### WRITTEN TASK
Separate out the lines that hold "text".

━━━━━━━━━━━━━━━━━━━━

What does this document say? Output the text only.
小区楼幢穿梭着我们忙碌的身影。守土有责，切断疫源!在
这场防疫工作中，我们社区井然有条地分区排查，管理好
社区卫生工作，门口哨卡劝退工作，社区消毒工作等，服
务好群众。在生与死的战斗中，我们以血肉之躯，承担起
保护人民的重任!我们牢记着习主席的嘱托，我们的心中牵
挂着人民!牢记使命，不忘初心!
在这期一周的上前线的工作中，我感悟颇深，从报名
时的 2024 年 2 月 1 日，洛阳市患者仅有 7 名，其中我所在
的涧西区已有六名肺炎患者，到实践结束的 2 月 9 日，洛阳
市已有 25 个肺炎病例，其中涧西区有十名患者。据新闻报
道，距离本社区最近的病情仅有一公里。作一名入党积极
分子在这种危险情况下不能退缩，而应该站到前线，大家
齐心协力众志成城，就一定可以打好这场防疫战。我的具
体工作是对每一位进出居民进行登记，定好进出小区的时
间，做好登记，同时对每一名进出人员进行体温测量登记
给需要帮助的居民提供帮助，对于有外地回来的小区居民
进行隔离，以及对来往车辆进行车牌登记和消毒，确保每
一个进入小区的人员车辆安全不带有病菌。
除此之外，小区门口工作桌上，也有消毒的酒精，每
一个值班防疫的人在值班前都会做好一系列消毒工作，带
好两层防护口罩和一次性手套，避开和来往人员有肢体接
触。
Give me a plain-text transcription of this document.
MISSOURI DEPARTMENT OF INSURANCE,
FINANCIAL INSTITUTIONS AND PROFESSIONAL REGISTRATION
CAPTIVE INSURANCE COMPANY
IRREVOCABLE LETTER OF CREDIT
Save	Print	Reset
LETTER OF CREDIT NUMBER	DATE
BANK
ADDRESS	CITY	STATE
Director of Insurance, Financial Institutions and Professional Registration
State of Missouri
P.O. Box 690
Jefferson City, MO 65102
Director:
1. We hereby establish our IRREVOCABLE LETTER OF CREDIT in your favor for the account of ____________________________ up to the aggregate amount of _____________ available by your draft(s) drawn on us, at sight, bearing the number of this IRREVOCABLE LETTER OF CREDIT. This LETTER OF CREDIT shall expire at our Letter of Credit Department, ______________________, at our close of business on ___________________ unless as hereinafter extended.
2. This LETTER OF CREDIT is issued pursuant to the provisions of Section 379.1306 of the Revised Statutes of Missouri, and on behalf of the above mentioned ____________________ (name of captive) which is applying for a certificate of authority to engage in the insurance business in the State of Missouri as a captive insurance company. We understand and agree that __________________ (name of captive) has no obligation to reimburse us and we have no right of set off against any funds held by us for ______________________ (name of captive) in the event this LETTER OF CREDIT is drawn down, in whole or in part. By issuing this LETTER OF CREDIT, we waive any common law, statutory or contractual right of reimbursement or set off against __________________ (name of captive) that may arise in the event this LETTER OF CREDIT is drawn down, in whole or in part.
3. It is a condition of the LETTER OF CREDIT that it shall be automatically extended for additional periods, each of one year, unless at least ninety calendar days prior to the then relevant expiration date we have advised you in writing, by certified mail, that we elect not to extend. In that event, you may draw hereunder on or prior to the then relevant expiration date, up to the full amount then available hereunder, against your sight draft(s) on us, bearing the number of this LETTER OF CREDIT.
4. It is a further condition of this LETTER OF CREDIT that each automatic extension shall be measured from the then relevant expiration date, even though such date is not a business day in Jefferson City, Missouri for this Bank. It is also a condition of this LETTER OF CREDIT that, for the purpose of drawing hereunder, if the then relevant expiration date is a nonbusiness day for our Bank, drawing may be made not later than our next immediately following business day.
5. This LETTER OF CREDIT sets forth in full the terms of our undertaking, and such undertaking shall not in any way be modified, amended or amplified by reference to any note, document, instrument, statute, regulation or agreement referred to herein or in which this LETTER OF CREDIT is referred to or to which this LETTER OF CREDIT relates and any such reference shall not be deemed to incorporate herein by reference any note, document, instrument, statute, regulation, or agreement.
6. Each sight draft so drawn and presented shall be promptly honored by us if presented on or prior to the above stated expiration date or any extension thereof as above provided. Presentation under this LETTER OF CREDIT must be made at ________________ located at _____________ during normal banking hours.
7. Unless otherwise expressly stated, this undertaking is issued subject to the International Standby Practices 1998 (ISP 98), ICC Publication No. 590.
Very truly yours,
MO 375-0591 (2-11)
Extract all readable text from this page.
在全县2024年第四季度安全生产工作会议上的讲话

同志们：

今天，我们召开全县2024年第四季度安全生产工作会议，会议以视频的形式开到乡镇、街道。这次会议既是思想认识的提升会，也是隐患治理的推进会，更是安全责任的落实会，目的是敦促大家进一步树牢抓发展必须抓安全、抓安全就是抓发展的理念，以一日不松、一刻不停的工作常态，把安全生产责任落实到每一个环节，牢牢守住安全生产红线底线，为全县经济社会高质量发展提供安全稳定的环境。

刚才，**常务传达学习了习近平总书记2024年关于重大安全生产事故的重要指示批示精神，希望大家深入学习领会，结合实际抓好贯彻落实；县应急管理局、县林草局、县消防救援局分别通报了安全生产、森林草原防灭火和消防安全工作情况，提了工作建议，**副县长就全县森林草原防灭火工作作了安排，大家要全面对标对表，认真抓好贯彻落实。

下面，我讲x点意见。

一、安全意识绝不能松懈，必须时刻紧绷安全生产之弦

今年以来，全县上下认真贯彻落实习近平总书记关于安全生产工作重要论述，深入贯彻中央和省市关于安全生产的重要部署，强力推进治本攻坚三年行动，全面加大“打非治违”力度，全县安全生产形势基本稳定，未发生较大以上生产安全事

━━━━━━━━━━━━━━━━━━━━

### FULL RESPONSE
What does this document say? Output the text only.
Give me a plain-text transcription of this document.
Extract all readable text from this page.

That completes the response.